-- Start of Excerpted records --
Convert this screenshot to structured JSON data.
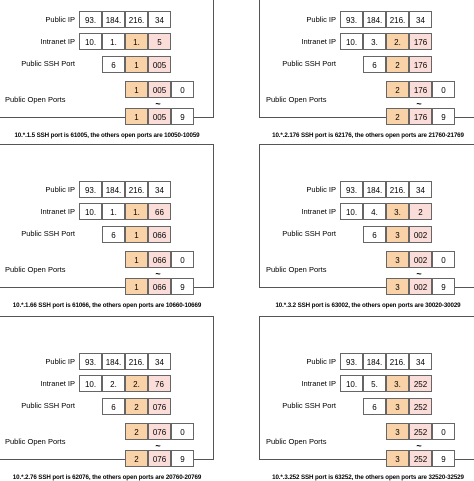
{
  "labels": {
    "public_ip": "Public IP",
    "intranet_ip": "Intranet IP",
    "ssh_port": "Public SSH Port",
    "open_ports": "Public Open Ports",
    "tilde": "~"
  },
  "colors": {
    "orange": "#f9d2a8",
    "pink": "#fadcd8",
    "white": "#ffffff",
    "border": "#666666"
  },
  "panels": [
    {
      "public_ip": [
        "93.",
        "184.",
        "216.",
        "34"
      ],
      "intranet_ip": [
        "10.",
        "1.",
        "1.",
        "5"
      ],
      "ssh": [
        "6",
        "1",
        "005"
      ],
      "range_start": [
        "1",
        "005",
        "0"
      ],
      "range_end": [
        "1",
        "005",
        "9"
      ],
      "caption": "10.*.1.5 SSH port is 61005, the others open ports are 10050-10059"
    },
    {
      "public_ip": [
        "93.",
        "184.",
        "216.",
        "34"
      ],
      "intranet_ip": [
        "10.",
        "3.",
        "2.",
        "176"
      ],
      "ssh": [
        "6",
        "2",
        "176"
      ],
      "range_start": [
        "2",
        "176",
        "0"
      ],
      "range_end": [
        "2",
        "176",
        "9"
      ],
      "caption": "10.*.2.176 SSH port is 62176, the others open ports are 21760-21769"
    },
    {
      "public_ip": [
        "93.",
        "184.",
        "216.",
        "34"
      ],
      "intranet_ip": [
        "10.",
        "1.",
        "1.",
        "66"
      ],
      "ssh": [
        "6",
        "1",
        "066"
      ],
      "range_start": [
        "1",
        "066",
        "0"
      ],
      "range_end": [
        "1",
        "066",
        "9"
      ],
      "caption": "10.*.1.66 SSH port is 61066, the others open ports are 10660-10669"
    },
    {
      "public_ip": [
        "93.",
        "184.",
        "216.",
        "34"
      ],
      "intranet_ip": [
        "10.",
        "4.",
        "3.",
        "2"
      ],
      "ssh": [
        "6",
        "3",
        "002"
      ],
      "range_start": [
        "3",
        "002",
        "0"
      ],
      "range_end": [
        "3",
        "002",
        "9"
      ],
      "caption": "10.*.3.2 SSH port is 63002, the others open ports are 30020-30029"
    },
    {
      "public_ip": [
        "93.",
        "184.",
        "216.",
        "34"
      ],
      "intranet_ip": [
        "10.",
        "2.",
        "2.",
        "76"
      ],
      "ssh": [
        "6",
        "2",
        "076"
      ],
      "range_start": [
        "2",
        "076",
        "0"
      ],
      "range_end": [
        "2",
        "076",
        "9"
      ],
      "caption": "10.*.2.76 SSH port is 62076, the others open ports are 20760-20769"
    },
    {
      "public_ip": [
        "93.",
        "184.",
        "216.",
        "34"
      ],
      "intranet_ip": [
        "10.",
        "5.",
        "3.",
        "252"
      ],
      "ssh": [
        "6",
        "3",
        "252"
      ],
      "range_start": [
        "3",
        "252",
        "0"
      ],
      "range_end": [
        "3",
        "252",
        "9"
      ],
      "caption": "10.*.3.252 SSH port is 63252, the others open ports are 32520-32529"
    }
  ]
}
-- End of Excerpted records --
-- Start of Excerpted records --
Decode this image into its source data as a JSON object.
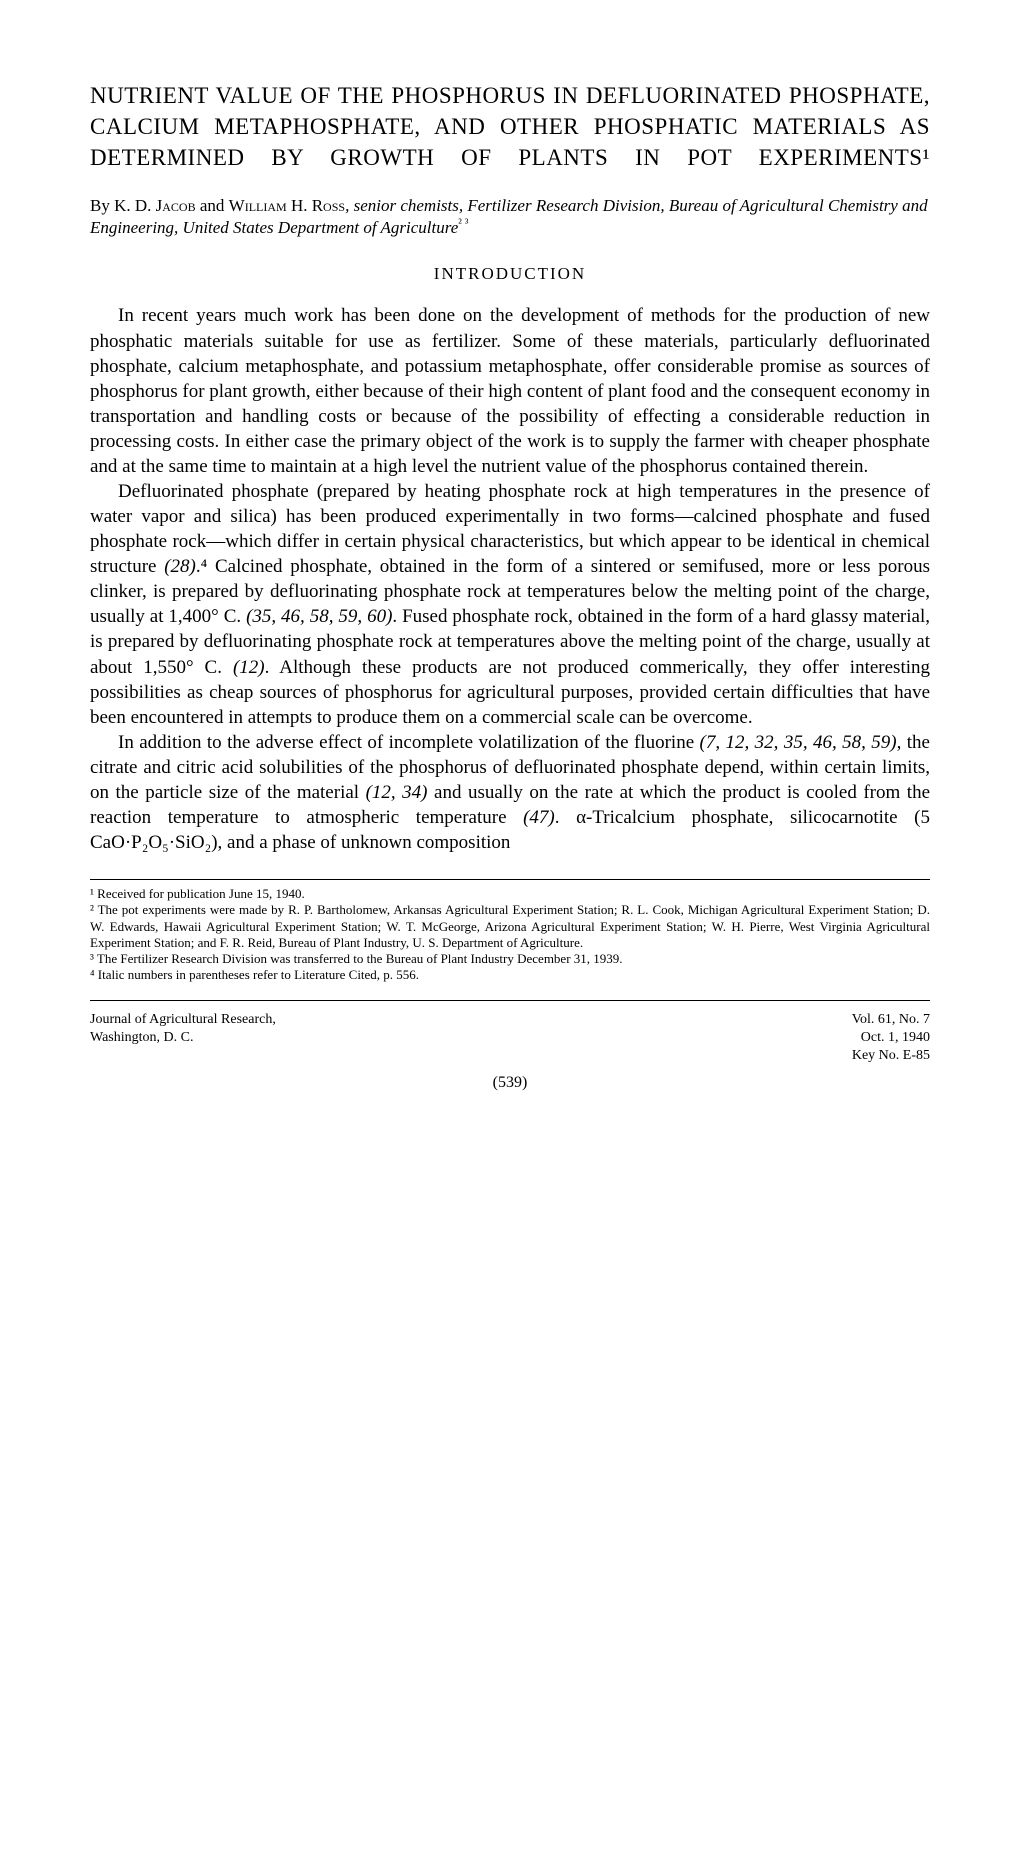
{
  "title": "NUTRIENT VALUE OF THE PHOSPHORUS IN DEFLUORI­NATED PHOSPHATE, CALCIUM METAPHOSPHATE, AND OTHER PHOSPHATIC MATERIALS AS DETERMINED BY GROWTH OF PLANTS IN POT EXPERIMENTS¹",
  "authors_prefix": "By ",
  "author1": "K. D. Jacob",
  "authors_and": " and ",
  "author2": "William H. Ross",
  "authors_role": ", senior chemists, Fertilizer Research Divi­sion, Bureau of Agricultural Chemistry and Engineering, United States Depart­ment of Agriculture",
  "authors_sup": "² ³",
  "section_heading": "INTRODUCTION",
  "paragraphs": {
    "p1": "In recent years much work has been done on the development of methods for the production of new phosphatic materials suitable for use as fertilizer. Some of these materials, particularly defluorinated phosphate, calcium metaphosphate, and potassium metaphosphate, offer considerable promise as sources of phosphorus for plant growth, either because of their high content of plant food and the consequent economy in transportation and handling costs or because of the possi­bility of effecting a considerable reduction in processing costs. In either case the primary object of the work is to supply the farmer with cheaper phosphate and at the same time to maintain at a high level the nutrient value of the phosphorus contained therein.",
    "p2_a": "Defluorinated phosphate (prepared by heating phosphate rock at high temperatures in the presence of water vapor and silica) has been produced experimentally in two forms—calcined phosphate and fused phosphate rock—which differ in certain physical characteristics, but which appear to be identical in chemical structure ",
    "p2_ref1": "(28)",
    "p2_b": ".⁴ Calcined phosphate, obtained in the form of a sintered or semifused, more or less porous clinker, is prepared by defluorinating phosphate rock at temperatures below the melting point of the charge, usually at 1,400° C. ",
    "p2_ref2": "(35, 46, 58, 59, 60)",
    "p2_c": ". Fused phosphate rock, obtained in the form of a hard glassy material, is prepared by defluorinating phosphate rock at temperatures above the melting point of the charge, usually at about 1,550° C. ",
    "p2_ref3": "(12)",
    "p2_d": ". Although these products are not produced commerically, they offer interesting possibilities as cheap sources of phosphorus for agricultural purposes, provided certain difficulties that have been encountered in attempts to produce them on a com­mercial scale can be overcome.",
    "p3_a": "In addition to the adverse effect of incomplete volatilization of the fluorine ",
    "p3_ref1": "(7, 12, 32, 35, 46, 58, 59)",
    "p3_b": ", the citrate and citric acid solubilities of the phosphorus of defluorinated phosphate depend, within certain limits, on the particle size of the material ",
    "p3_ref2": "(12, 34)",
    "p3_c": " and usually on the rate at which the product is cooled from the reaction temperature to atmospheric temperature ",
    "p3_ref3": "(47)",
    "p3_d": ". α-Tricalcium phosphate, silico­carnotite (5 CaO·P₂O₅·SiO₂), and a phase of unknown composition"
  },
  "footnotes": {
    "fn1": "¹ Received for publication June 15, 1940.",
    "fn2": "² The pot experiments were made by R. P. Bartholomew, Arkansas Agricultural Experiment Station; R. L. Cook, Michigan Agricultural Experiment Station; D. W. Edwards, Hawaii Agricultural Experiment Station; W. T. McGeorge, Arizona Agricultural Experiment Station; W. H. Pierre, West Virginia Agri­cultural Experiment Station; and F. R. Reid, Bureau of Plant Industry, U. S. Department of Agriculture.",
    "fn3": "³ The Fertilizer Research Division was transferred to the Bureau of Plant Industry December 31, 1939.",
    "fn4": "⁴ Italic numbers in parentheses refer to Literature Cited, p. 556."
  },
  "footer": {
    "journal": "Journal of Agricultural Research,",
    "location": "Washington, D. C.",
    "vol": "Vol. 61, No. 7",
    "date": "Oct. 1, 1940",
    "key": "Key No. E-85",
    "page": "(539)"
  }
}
-- End of Excerpted records --
■ **Stated problem**
Determine how many lines of the records above contain the word "charge", and report only that number.

■ **Right answer**
2